■ What you need to do
Leave out every picture, then transcribe the rest of the listing exactly.

=====

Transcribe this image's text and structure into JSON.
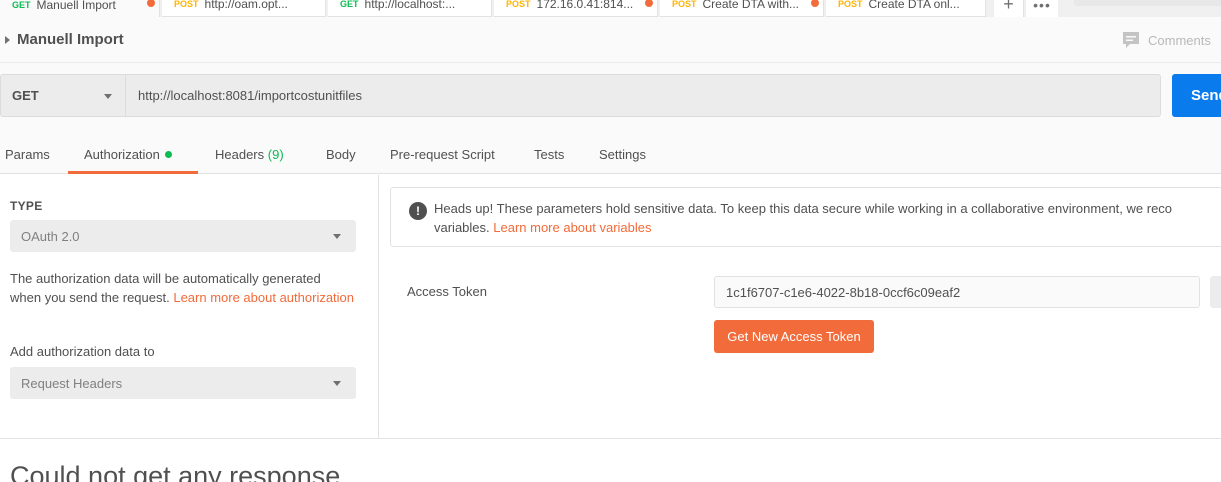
{
  "tabs": [
    {
      "method": "GET",
      "label": "Manuell Import",
      "unsaved": true,
      "active": true
    },
    {
      "method": "POST",
      "label": "http://oam.opt...",
      "unsaved": false,
      "active": false
    },
    {
      "method": "GET",
      "label": "http://localhost:...",
      "unsaved": false,
      "active": false
    },
    {
      "method": "POST",
      "label": "172.16.0.41:814...",
      "unsaved": true,
      "active": false
    },
    {
      "method": "POST",
      "label": "Create DTA with...",
      "unsaved": true,
      "active": false
    },
    {
      "method": "POST",
      "label": "Create DTA onl...",
      "unsaved": false,
      "active": false
    }
  ],
  "tab_controls": {
    "add_label": "+",
    "more_label": "•••"
  },
  "request": {
    "name": "Manuell Import",
    "comments_label": "Comments",
    "method": "GET",
    "url": "http://localhost:8081/importcostunitfiles",
    "send_label": "Send"
  },
  "subtabs": {
    "params": "Params",
    "authorization": "Authorization",
    "headers": "Headers",
    "headers_count": "(9)",
    "body": "Body",
    "prerequest": "Pre-request Script",
    "tests": "Tests",
    "settings": "Settings"
  },
  "auth": {
    "type_label": "TYPE",
    "type_value": "OAuth 2.0",
    "description": "The authorization data will be automatically generated when you send the request. ",
    "description_link": "Learn more about authorization",
    "add_to_label": "Add authorization data to",
    "add_to_value": "Request Headers",
    "warning_line1": "Heads up! These parameters hold sensitive data. To keep this data secure while working in a collaborative environment, we reco",
    "warning_line2_prefix": "variables. ",
    "warning_link": "Learn more about variables",
    "access_token_label": "Access Token",
    "access_token_value": "1c1f6707-c1e6-4022-8b18-0ccf6c09eaf2",
    "get_token_label": "Get New Access Token"
  },
  "response": {
    "message": "Could not get any response"
  },
  "colors": {
    "accent": "#f26b3a",
    "get": "#0cbb52",
    "post": "#ffb400",
    "send": "#097bed"
  }
}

=====

■ Solution for this exercise
Transcribe this image's text and structure into JSON.
{
  "tabs": [
    {
      "method": "GET",
      "label": "Manuell Import",
      "unsaved": true,
      "active": true
    },
    {
      "method": "POST",
      "label": "http://oam.opt...",
      "unsaved": false,
      "active": false
    },
    {
      "method": "GET",
      "label": "http://localhost:...",
      "unsaved": false,
      "active": false
    },
    {
      "method": "POST",
      "label": "172.16.0.41:814...",
      "unsaved": true,
      "active": false
    },
    {
      "method": "POST",
      "label": "Create DTA with...",
      "unsaved": true,
      "active": false
    },
    {
      "method": "POST",
      "label": "Create DTA onl...",
      "unsaved": false,
      "active": false
    }
  ],
  "tab_controls": {
    "add_label": "+",
    "more_label": "•••"
  },
  "request": {
    "name": "Manuell Import",
    "comments_label": "Comments",
    "method": "GET",
    "url": "http://localhost:8081/importcostunitfiles",
    "send_label": "Send"
  },
  "subtabs": {
    "params": "Params",
    "authorization": "Authorization",
    "headers": "Headers",
    "headers_count": "(9)",
    "body": "Body",
    "prerequest": "Pre-request Script",
    "tests": "Tests",
    "settings": "Settings"
  },
  "auth": {
    "type_label": "TYPE",
    "type_value": "OAuth 2.0",
    "description": "The authorization data will be automatically generated when you send the request. ",
    "description_link": "Learn more about authorization",
    "add_to_label": "Add authorization data to",
    "add_to_value": "Request Headers",
    "warning_line1": "Heads up! These parameters hold sensitive data. To keep this data secure while working in a collaborative environment, we reco",
    "warning_line2_prefix": "variables. ",
    "warning_link": "Learn more about variables",
    "access_token_label": "Access Token",
    "access_token_value": "1c1f6707-c1e6-4022-8b18-0ccf6c09eaf2",
    "get_token_label": "Get New Access Token"
  },
  "response": {
    "message": "Could not get any response"
  },
  "colors": {
    "accent": "#f26b3a",
    "get": "#0cbb52",
    "post": "#ffb400",
    "send": "#097bed"
  }
}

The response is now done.